◆ **Job**:
Copy out all the entries exactly.

Entries taken from a collection
***

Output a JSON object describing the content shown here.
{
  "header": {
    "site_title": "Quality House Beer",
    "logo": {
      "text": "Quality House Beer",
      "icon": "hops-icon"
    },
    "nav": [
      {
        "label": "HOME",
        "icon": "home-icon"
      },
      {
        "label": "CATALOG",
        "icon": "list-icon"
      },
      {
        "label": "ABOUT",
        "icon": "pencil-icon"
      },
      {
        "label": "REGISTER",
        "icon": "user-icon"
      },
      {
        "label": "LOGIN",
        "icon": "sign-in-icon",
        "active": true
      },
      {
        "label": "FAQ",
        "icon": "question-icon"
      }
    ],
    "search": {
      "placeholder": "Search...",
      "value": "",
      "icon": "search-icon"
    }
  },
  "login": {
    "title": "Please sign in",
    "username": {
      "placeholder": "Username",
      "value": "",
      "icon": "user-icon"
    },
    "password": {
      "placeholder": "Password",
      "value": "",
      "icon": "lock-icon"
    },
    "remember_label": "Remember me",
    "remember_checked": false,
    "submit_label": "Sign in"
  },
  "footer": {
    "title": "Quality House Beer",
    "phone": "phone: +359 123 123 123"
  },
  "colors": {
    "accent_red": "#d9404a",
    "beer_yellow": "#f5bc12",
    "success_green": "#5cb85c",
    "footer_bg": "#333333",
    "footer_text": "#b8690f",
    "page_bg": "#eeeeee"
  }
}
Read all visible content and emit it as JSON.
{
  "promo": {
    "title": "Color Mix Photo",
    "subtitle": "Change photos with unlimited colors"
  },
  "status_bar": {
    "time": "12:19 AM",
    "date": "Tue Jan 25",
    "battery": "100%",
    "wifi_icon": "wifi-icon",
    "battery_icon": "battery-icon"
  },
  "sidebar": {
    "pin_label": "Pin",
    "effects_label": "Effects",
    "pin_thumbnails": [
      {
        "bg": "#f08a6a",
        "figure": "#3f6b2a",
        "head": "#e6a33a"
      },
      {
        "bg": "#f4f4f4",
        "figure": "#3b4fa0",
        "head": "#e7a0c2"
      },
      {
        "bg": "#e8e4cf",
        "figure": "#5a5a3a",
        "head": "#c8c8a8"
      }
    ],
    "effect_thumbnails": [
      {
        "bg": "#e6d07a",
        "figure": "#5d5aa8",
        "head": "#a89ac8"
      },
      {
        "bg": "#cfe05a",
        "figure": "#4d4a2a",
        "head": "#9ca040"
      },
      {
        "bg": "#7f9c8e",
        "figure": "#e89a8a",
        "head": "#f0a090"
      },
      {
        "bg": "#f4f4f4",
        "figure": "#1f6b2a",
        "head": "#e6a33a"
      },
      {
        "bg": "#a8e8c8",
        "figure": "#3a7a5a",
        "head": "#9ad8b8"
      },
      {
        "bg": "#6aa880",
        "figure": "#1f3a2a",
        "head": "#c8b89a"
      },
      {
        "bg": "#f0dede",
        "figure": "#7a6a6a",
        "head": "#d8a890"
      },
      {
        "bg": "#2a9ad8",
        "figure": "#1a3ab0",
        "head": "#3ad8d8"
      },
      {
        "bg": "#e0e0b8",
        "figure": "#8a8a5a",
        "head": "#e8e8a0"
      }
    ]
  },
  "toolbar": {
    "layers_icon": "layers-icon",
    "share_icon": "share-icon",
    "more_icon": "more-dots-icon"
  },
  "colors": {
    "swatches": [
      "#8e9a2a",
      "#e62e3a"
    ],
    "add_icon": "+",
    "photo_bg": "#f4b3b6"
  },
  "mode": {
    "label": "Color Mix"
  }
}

***

◆ **Written reply**:
Output a JSON object describing the content shown here.
{
  "header": {
    "site_title": "Quality House Beer",
    "logo": {
      "text": "Quality House Beer",
      "icon": "hops-icon"
    },
    "nav": [
      {
        "label": "HOME",
        "icon": "home-icon"
      },
      {
        "label": "CATALOG",
        "icon": "list-icon"
      },
      {
        "label": "ABOUT",
        "icon": "pencil-icon"
      },
      {
        "label": "REGISTER",
        "icon": "user-icon"
      },
      {
        "label": "LOGIN",
        "icon": "sign-in-icon",
        "active": true
      },
      {
        "label": "FAQ",
        "icon": "question-icon"
      }
    ],
    "search": {
      "placeholder": "Search...",
      "value": "",
      "icon": "search-icon"
    }
  },
  "login": {
    "title": "Please sign in",
    "username": {
      "placeholder": "Username",
      "value": "",
      "icon": "user-icon"
    },
    "password": {
      "placeholder": "Password",
      "value": "",
      "icon": "lock-icon"
    },
    "remember_label": "Remember me",
    "remember_checked": false,
    "submit_label": "Sign in"
  },
  "footer": {
    "title": "Quality House Beer",
    "phone": "phone: +359 123 123 123"
  },
  "colors": {
    "accent_red": "#d9404a",
    "beer_yellow": "#f5bc12",
    "success_green": "#5cb85c",
    "footer_bg": "#333333",
    "footer_text": "#b8690f",
    "page_bg": "#eeeeee"
  }
}
Read all visible content and emit it as JSON.
{
  "promo": {
    "title": "Color Mix Photo",
    "subtitle": "Change photos with unlimited colors"
  },
  "status_bar": {
    "time": "12:19 AM",
    "date": "Tue Jan 25",
    "battery": "100%",
    "wifi_icon": "wifi-icon",
    "battery_icon": "battery-icon"
  },
  "sidebar": {
    "pin_label": "Pin",
    "effects_label": "Effects",
    "pin_thumbnails": [
      {
        "bg": "#f08a6a",
        "figure": "#3f6b2a",
        "head": "#e6a33a"
      },
      {
        "bg": "#f4f4f4",
        "figure": "#3b4fa0",
        "head": "#e7a0c2"
      },
      {
        "bg": "#e8e4cf",
        "figure": "#5a5a3a",
        "head": "#c8c8a8"
      }
    ],
    "effect_thumbnails": [
      {
        "bg": "#e6d07a",
        "figure": "#5d5aa8",
        "head": "#a89ac8"
      },
      {
        "bg": "#cfe05a",
        "figure": "#4d4a2a",
        "head": "#9ca040"
      },
      {
        "bg": "#7f9c8e",
        "figure": "#e89a8a",
        "head": "#f0a090"
      },
      {
        "bg": "#f4f4f4",
        "figure": "#1f6b2a",
        "head": "#e6a33a"
      },
      {
        "bg": "#a8e8c8",
        "figure": "#3a7a5a",
        "head": "#9ad8b8"
      },
      {
        "bg": "#6aa880",
        "figure": "#1f3a2a",
        "head": "#c8b89a"
      },
      {
        "bg": "#f0dede",
        "figure": "#7a6a6a",
        "head": "#d8a890"
      },
      {
        "bg": "#2a9ad8",
        "figure": "#1a3ab0",
        "head": "#3ad8d8"
      },
      {
        "bg": "#e0e0b8",
        "figure": "#8a8a5a",
        "head": "#e8e8a0"
      }
    ]
  },
  "toolbar": {
    "layers_icon": "layers-icon",
    "share_icon": "share-icon",
    "more_icon": "more-dots-icon"
  },
  "colors": {
    "swatches": [
      "#8e9a2a",
      "#e62e3a"
    ],
    "add_icon": "+",
    "photo_bg": "#f4b3b6"
  },
  "mode": {
    "label": "Color Mix"
  }
}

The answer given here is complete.